▸ What to produce
Scan the records for the word "Mozzarella". Copy each line that includes it.

▸ Data lines
* START *

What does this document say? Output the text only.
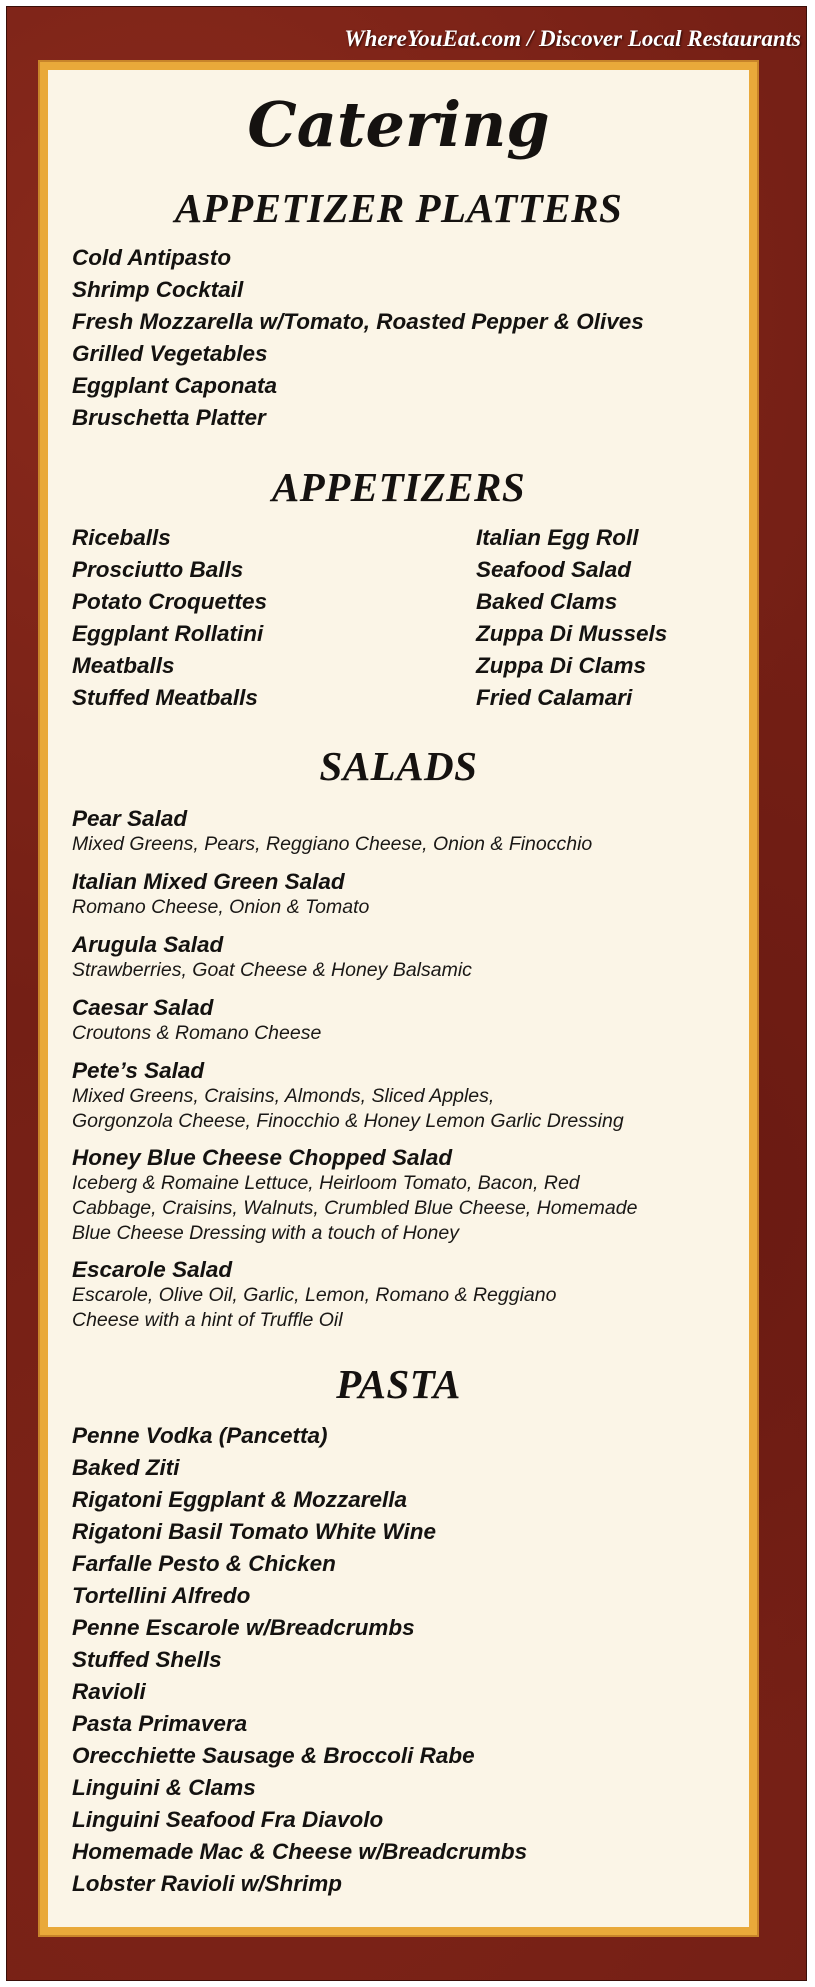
WhereYouEat.com / Discover Local Restaurants
Catering
APPETIZER PLATTERS
Cold Antipasto
Shrimp Cocktail
Fresh Mozzarella w/Tomato, Roasted Pepper & Olives
Grilled Vegetables
Eggplant Caponata
Bruschetta Platter
APPETIZERS
Riceballs
Prosciutto Balls
Potato Croquettes
Eggplant Rollatini
Meatballs
Stuffed Meatballs
Italian Egg Roll
Seafood Salad
Baked Clams
Zuppa Di Mussels
Zuppa Di Clams
Fried Calamari
SALADS
Pear Salad
Mixed Greens, Pears, Reggiano Cheese, Onion & Finocchio
Italian Mixed Green Salad
Romano Cheese, Onion & Tomato
Arugula Salad
Strawberries, Goat Cheese & Honey Balsamic
Caesar Salad
Croutons & Romano Cheese
Pete’s Salad
Mixed Greens, Craisins, Almonds, Sliced Apples,
Gorgonzola Cheese, Finocchio & Honey Lemon Garlic Dressing
Honey Blue Cheese Chopped Salad
Iceberg & Romaine Lettuce, Heirloom Tomato, Bacon, Red
Cabbage, Craisins, Walnuts, Crumbled Blue Cheese, Homemade
Blue Cheese Dressing with a touch of Honey
Escarole Salad
Escarole, Olive Oil, Garlic, Lemon, Romano & Reggiano
Cheese with a hint of Truffle Oil
PASTA
Penne Vodka (Pancetta)
Baked Ziti
Rigatoni Eggplant & Mozzarella
Rigatoni Basil Tomato White Wine
Farfalle Pesto & Chicken
Tortellini Alfredo
Penne Escarole w/Breadcrumbs
Stuffed Shells
Ravioli
Pasta Primavera
Orecchiette Sausage & Broccoli Rabe
Linguini & Clams
Linguini Seafood Fra Diavolo
Homemade Mac & Cheese w/Breadcrumbs
Lobster Ravioli w/Shrimp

* END *

▸ Answer to the task
Fresh Mozzarella w/Tomato, Roasted Pepper & Olives
Rigatoni Eggplant & Mozzarella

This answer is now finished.